┌─ Information shown
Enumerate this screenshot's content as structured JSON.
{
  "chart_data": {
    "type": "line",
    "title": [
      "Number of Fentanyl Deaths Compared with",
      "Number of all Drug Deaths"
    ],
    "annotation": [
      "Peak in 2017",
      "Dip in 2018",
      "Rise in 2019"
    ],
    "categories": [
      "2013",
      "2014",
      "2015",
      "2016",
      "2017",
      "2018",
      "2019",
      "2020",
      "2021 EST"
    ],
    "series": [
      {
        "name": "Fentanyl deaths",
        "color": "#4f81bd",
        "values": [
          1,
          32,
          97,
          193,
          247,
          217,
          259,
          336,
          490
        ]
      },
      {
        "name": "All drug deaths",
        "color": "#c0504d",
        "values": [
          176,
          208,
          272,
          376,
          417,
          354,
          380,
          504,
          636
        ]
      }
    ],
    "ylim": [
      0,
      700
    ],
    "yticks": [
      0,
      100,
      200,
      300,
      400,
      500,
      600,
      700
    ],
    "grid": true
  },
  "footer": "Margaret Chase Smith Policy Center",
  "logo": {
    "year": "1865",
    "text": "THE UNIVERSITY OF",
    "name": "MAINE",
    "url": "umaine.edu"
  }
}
└─
# [What is asked]
Your task is to repeat every line exactly.

# [Task solution]
Enumerate this screenshot's content as structured JSON.
{
  "chart_data": {
    "type": "line",
    "title": [
      "Number of Fentanyl Deaths Compared with",
      "Number of all Drug Deaths"
    ],
    "annotation": [
      "Peak in 2017",
      "Dip in 2018",
      "Rise in 2019"
    ],
    "categories": [
      "2013",
      "2014",
      "2015",
      "2016",
      "2017",
      "2018",
      "2019",
      "2020",
      "2021 EST"
    ],
    "series": [
      {
        "name": "Fentanyl deaths",
        "color": "#4f81bd",
        "values": [
          1,
          32,
          97,
          193,
          247,
          217,
          259,
          336,
          490
        ]
      },
      {
        "name": "All drug deaths",
        "color": "#c0504d",
        "values": [
          176,
          208,
          272,
          376,
          417,
          354,
          380,
          504,
          636
        ]
      }
    ],
    "ylim": [
      0,
      700
    ],
    "yticks": [
      0,
      100,
      200,
      300,
      400,
      500,
      600,
      700
    ],
    "grid": true
  },
  "footer": "Margaret Chase Smith Policy Center",
  "logo": {
    "year": "1865",
    "text": "THE UNIVERSITY OF",
    "name": "MAINE",
    "url": "umaine.edu"
  }
}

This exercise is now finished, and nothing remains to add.